To do: From the first line through the line with "taskbar-divider xyxy=(560,577,561,589)", edit the lines by changing "Burette reading" to "Buret reading" and leaving everything else the same. Give back only those lines.

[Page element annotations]
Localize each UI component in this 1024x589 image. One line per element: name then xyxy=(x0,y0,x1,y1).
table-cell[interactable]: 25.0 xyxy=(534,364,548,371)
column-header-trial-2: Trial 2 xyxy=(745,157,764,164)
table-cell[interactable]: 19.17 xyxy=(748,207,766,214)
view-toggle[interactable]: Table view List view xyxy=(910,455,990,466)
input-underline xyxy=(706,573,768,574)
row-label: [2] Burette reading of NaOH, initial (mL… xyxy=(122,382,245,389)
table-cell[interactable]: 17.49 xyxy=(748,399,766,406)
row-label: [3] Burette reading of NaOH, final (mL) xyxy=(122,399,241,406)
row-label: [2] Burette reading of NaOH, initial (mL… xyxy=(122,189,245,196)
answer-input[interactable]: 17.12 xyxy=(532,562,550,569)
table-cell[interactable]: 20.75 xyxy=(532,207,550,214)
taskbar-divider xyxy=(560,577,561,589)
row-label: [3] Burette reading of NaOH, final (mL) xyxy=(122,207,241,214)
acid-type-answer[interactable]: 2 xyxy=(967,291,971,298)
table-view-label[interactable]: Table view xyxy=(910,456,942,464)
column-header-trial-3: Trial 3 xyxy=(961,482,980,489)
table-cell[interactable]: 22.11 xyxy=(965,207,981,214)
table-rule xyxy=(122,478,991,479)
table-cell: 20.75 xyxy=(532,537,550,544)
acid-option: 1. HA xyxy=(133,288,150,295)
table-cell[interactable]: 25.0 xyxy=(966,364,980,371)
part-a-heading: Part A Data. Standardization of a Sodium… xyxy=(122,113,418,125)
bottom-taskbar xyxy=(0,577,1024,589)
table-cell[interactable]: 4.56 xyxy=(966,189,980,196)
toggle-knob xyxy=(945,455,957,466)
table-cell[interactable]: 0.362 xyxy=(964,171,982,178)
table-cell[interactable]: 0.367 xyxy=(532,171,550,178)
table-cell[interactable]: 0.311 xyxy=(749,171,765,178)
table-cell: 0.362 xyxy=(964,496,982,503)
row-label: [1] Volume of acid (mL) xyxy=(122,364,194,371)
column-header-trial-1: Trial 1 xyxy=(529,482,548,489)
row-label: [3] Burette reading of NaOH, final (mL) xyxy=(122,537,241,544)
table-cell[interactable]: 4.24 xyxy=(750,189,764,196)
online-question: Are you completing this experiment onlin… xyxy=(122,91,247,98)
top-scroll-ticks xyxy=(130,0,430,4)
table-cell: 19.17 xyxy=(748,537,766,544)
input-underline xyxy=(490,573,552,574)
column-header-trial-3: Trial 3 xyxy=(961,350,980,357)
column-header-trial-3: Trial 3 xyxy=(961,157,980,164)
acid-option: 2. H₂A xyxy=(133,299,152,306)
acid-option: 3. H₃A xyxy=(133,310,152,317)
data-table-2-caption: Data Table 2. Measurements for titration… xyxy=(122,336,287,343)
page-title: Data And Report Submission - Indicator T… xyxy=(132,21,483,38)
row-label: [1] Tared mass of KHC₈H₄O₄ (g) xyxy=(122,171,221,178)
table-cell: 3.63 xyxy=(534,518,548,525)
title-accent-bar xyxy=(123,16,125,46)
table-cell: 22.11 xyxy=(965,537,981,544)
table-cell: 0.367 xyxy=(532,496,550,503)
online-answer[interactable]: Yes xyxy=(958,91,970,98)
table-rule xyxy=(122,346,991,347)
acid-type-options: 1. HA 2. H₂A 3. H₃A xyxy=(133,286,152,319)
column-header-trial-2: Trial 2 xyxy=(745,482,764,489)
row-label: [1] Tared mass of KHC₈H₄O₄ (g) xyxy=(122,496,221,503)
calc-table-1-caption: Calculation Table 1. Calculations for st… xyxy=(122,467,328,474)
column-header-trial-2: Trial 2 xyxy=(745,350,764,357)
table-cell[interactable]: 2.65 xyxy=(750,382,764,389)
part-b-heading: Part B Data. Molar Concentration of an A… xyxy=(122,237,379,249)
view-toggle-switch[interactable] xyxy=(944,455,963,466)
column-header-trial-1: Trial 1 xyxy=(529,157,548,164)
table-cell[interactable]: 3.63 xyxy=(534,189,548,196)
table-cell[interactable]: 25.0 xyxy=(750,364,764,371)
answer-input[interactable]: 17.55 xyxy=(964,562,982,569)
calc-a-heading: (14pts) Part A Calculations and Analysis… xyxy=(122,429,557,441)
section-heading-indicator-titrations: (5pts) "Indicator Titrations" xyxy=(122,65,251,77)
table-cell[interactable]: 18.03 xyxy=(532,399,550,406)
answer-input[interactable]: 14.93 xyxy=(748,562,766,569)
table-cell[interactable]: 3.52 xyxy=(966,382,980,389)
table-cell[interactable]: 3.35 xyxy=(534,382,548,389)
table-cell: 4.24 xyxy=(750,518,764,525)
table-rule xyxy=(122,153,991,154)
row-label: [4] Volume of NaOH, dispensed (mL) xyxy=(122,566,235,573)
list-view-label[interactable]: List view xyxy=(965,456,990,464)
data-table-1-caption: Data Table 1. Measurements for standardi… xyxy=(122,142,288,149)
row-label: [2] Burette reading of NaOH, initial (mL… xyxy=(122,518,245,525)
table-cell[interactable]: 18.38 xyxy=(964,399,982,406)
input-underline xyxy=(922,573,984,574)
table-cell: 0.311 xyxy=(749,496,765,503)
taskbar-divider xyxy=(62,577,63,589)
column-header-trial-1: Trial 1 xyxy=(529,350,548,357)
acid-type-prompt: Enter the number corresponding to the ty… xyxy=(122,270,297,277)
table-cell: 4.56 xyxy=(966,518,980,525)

Written response:
Localize each UI component in this 1024x589 image. One line per element: name then xyxy=(x0,y0,x1,y1).
table-cell[interactable]: 25.0 xyxy=(534,364,548,371)
column-header-trial-2: Trial 2 xyxy=(745,157,764,164)
table-cell[interactable]: 19.17 xyxy=(748,207,766,214)
view-toggle[interactable]: Table view List view xyxy=(910,455,990,466)
input-underline xyxy=(706,573,768,574)
row-label: [2] Buret reading of NaOH, initial (mL… xyxy=(122,382,245,389)
table-cell[interactable]: 17.49 xyxy=(748,399,766,406)
row-label: [3] Buret reading of NaOH, final (mL) xyxy=(122,399,241,406)
row-label: [2] Buret reading of NaOH, initial (mL… xyxy=(122,189,245,196)
answer-input[interactable]: 17.12 xyxy=(532,562,550,569)
table-cell[interactable]: 20.75 xyxy=(532,207,550,214)
taskbar-divider xyxy=(560,577,561,589)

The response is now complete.